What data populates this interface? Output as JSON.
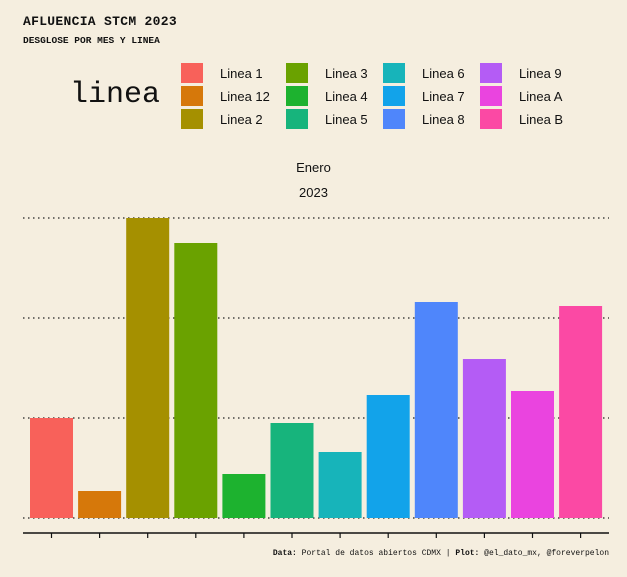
{
  "header": {
    "title": "AFLUENCIA STCM 2023",
    "subtitle": "DESGLOSE POR MES Y LINEA"
  },
  "legend": {
    "title": "linea",
    "items": [
      {
        "label": "Linea 1",
        "color": "#f8615a"
      },
      {
        "label": "Linea 12",
        "color": "#d6780a"
      },
      {
        "label": "Linea 2",
        "color": "#a59000"
      },
      {
        "label": "Linea 3",
        "color": "#6aa200"
      },
      {
        "label": "Linea 4",
        "color": "#1db22f"
      },
      {
        "label": "Linea 5",
        "color": "#17b47c"
      },
      {
        "label": "Linea 6",
        "color": "#17b4ba"
      },
      {
        "label": "Linea 7",
        "color": "#12a3ea"
      },
      {
        "label": "Linea 8",
        "color": "#4f86fb"
      },
      {
        "label": "Linea 9",
        "color": "#b45cf5"
      },
      {
        "label": "Linea A",
        "color": "#ea44df"
      },
      {
        "label": "Linea B",
        "color": "#fb49a4"
      }
    ]
  },
  "facet": {
    "month": "Enero",
    "year": "2023"
  },
  "chart_data": {
    "type": "bar",
    "categories": [
      "Linea 1",
      "Linea 12",
      "Linea 2",
      "Linea 3",
      "Linea 4",
      "Linea 5",
      "Linea 6",
      "Linea 7",
      "Linea 8",
      "Linea 9",
      "Linea A",
      "Linea B"
    ],
    "values": [
      100,
      27,
      300,
      275,
      44,
      95,
      66,
      123,
      216,
      159,
      127,
      212
    ],
    "ylim": [
      0,
      300
    ],
    "gridlines": [
      0,
      100,
      200,
      300
    ],
    "y_tick_labels": "hidden",
    "x_tick_labels": "hidden",
    "grid": "horizontal dotted",
    "legend_position": "top"
  },
  "caption": {
    "data_label": "Data:",
    "data_text": "Portal de datos abiertos CDMX",
    "sep": "|",
    "plot_label": "Plot:",
    "plot_text": "@el_dato_mx, @foreverpelon"
  }
}
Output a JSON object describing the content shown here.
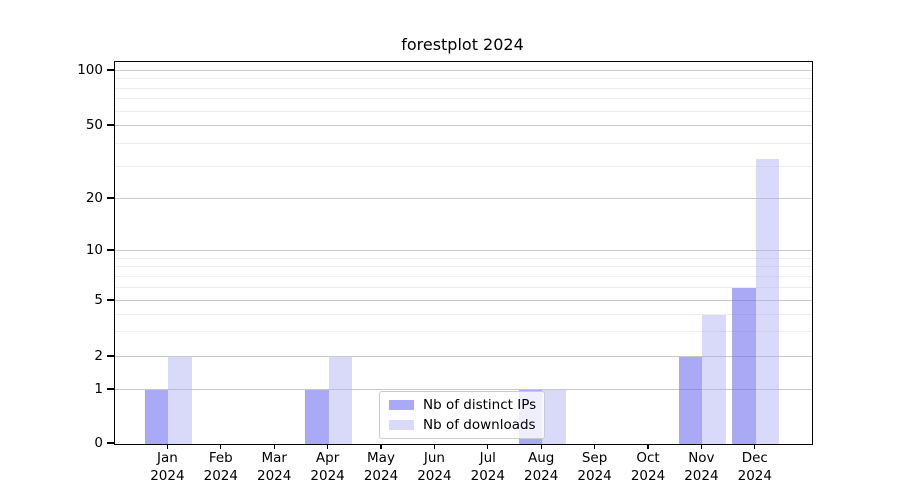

---*---

■ What you will do ■
Go through the records and gather the lines that hold "JSON".

■ Expected output ■
What data populates this interface? Output as JSON.
Output a JSON object describing the content shown here.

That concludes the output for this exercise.